--- start Excerpted records ---

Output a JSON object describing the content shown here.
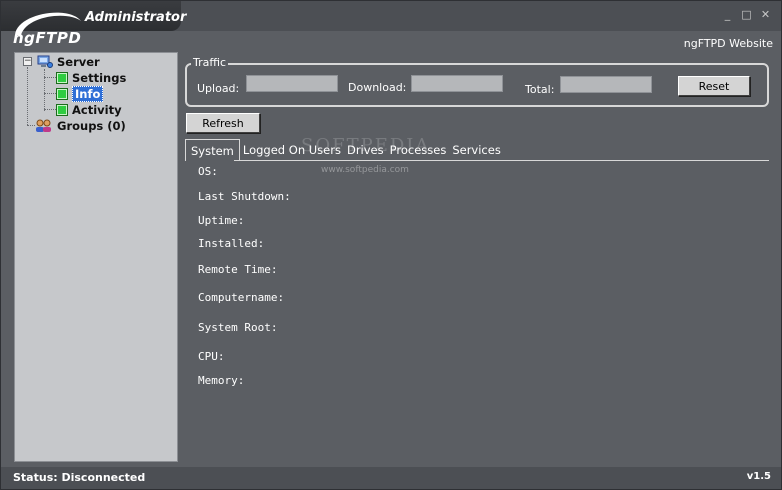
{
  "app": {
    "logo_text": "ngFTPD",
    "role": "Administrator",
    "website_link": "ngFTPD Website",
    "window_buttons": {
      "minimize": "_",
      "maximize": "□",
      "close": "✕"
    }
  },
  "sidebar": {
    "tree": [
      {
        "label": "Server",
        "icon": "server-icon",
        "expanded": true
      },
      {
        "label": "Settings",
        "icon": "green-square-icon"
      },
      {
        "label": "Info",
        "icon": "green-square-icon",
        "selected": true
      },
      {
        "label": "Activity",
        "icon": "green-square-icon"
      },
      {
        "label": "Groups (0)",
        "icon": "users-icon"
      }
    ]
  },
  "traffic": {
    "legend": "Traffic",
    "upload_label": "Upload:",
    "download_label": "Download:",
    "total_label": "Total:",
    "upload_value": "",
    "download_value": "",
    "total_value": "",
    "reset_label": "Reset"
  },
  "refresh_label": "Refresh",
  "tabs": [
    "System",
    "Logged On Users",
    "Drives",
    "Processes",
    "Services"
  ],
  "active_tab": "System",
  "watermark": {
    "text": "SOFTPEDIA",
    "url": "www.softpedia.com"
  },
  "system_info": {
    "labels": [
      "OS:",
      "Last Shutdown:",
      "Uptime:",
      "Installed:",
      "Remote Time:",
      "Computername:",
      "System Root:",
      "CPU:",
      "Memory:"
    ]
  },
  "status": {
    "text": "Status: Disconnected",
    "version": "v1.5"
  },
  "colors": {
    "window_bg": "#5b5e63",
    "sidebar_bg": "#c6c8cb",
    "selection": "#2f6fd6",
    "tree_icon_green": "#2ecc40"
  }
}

--- end Excerpted records ---
--- start Excerpted records ---

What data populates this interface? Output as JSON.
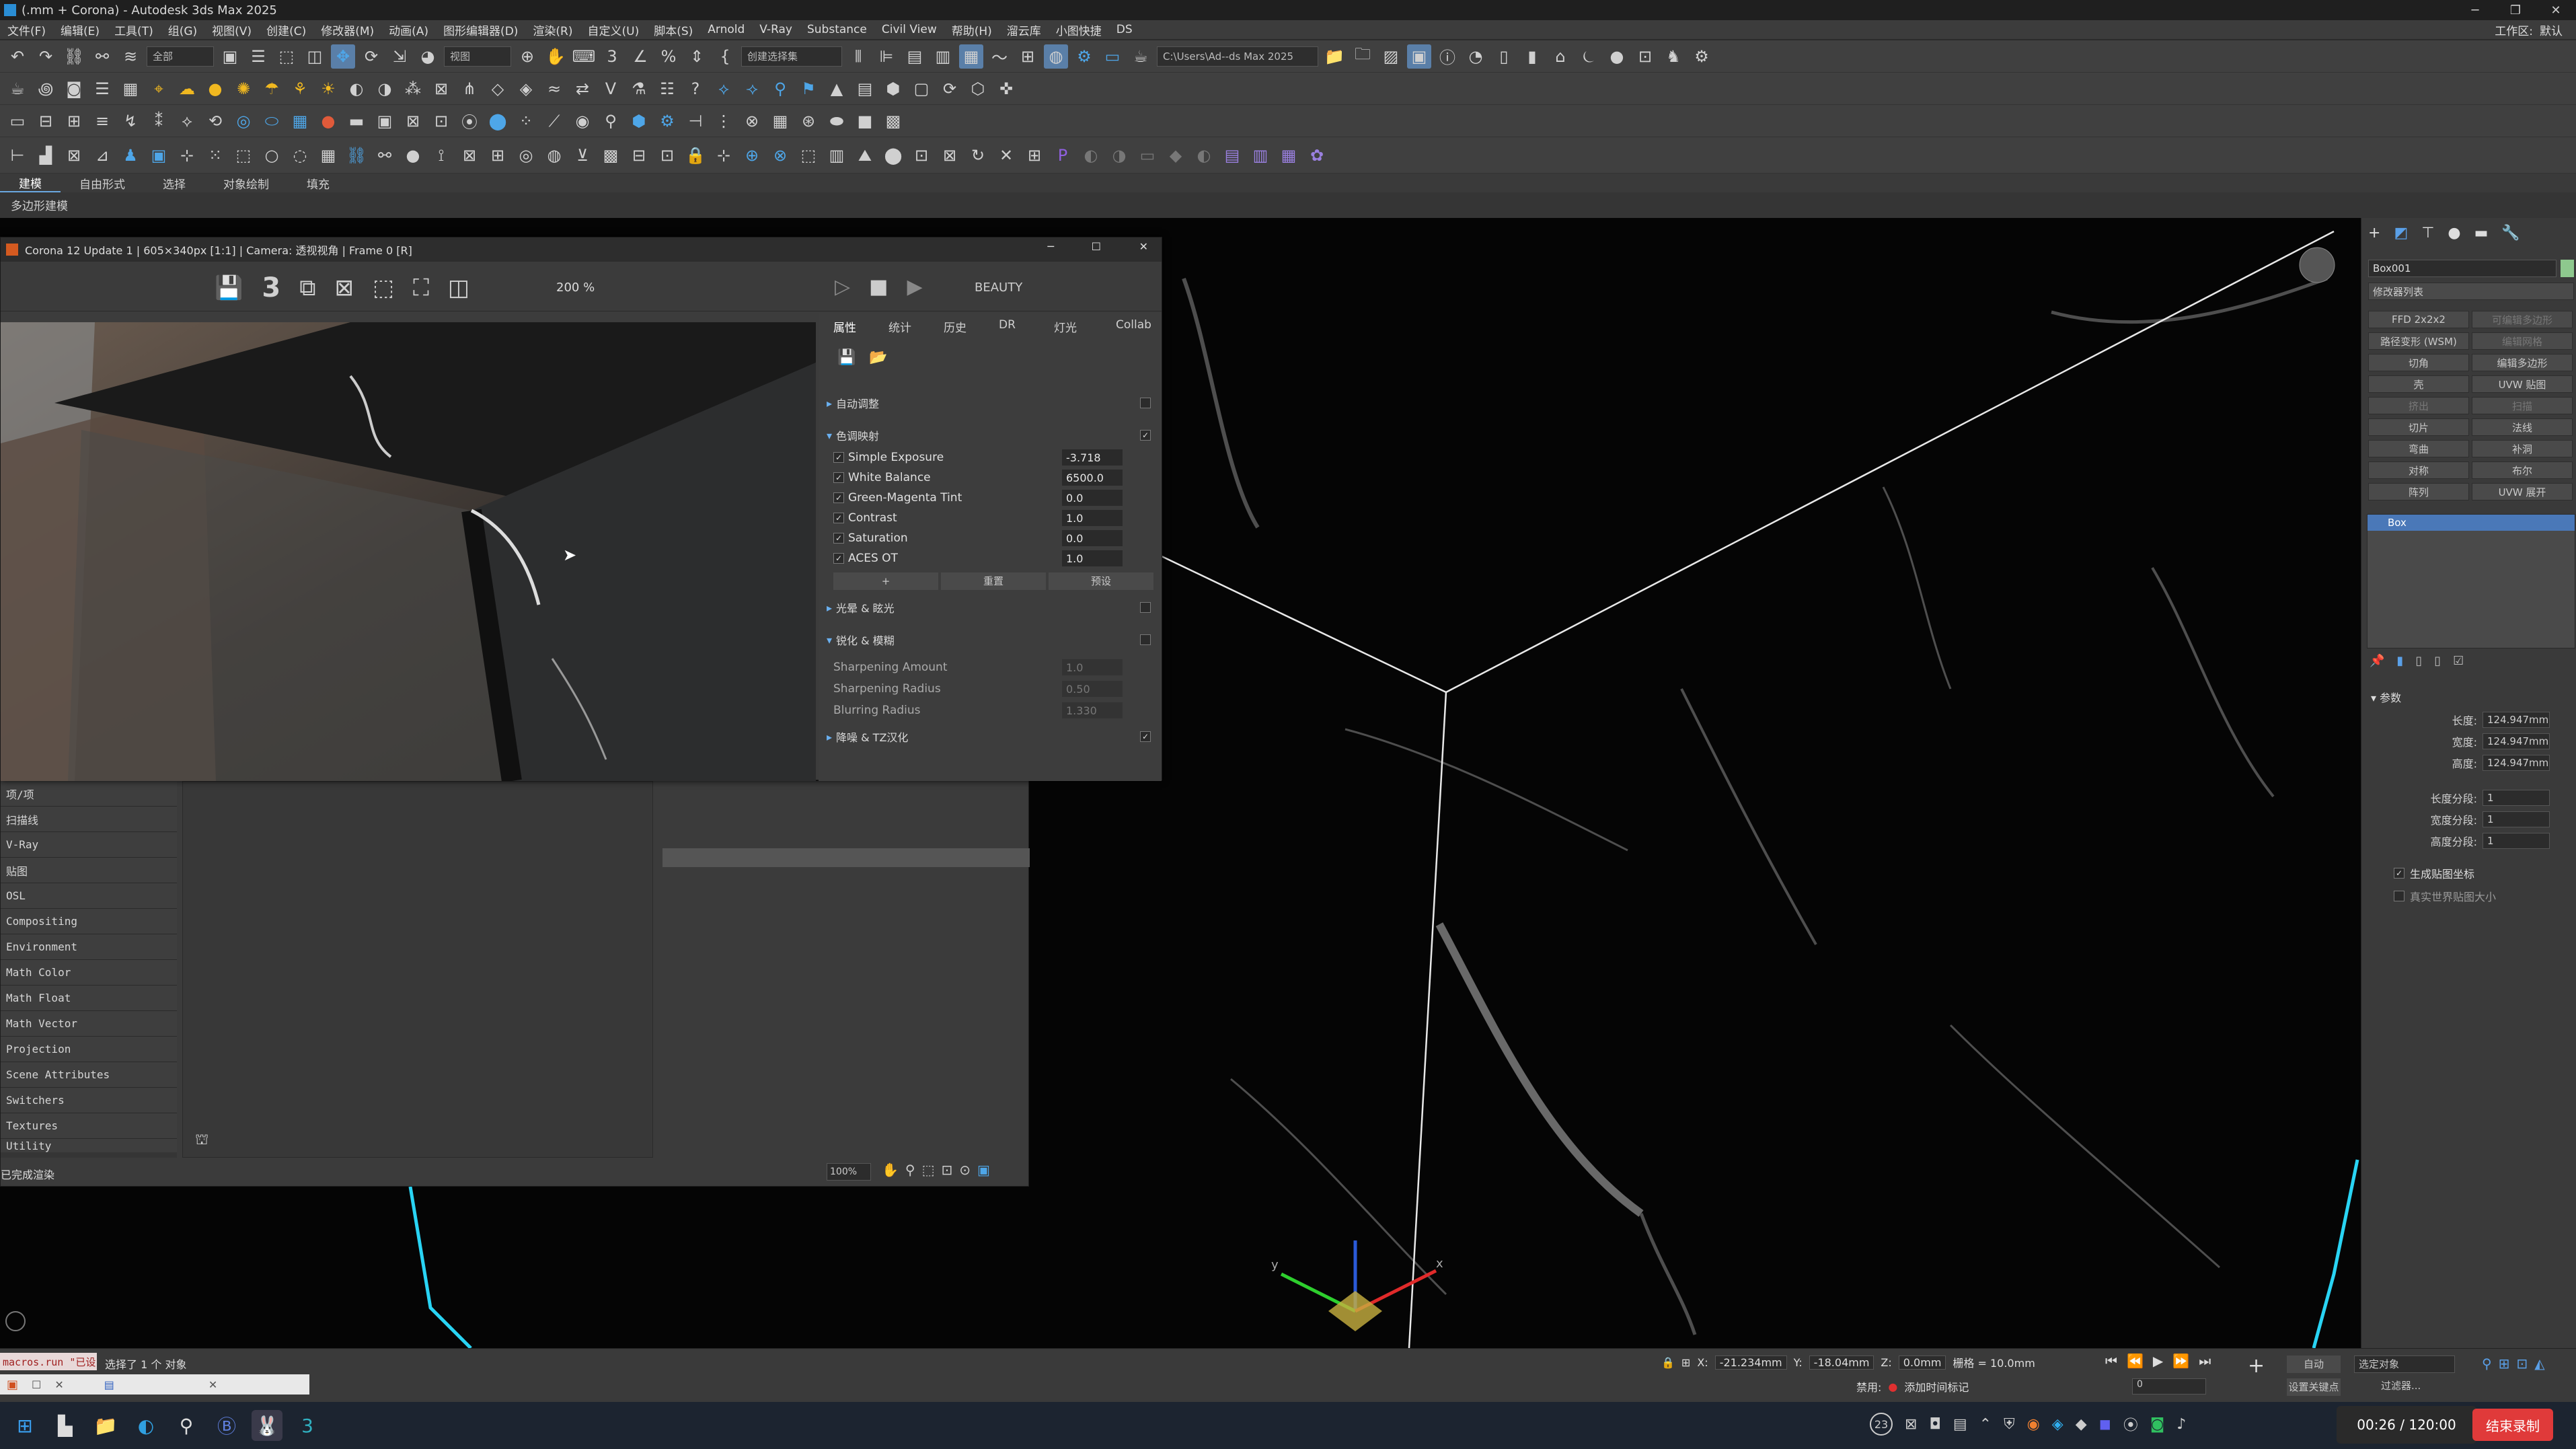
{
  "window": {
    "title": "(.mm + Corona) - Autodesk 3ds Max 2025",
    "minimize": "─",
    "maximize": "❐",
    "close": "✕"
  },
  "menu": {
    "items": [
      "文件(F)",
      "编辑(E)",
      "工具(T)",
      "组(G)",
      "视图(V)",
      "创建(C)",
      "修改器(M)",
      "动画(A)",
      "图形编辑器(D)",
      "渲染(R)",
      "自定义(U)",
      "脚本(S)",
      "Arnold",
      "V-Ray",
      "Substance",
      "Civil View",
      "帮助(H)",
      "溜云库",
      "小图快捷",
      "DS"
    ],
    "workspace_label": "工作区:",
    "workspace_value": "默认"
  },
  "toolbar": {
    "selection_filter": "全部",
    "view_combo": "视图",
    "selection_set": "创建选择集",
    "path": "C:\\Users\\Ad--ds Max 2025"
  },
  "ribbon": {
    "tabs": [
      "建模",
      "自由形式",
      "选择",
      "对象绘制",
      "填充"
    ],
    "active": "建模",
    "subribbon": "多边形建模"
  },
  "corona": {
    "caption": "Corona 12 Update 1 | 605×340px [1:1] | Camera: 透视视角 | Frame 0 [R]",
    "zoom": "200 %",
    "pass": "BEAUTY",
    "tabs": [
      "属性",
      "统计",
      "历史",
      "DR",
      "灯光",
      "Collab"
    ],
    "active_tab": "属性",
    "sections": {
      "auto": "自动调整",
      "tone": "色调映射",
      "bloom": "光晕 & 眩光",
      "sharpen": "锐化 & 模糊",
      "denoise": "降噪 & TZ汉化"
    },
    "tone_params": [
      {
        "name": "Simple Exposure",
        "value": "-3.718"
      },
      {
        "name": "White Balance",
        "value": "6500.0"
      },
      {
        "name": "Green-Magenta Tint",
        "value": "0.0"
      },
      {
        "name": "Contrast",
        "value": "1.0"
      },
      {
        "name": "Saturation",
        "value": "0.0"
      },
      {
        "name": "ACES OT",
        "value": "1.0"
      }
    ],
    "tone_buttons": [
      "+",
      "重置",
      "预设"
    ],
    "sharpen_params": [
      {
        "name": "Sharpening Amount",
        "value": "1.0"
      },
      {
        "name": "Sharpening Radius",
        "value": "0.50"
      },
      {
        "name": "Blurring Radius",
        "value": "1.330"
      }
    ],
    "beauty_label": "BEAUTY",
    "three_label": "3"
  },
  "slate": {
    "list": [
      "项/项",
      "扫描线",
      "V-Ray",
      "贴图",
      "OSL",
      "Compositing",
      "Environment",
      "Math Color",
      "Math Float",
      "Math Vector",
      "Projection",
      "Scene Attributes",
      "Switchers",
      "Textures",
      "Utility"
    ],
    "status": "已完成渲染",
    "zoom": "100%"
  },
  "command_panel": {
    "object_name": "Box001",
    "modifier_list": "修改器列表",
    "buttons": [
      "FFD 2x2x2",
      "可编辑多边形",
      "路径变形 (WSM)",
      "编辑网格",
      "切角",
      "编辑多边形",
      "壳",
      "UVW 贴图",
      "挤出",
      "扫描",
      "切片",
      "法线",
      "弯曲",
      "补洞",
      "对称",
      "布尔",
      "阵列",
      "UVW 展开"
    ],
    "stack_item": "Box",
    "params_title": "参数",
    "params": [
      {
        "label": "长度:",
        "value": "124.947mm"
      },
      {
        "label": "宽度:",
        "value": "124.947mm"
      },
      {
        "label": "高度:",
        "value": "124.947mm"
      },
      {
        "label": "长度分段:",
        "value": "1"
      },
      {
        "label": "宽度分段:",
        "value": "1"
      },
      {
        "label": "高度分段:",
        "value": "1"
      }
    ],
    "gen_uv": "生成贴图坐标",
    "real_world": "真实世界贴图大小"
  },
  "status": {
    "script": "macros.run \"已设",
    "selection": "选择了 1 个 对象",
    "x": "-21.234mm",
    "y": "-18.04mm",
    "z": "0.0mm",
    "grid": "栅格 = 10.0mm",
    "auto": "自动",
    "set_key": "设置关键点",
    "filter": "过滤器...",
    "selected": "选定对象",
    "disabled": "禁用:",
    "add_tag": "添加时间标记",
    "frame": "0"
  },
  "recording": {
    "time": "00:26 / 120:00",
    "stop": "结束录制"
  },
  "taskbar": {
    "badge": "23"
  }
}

--- end Excerpted records ---

Search the entries for "Radius" and copy out each line that has it.

        "name": "Sharpening Radius",
        "name": "Blurring Radius",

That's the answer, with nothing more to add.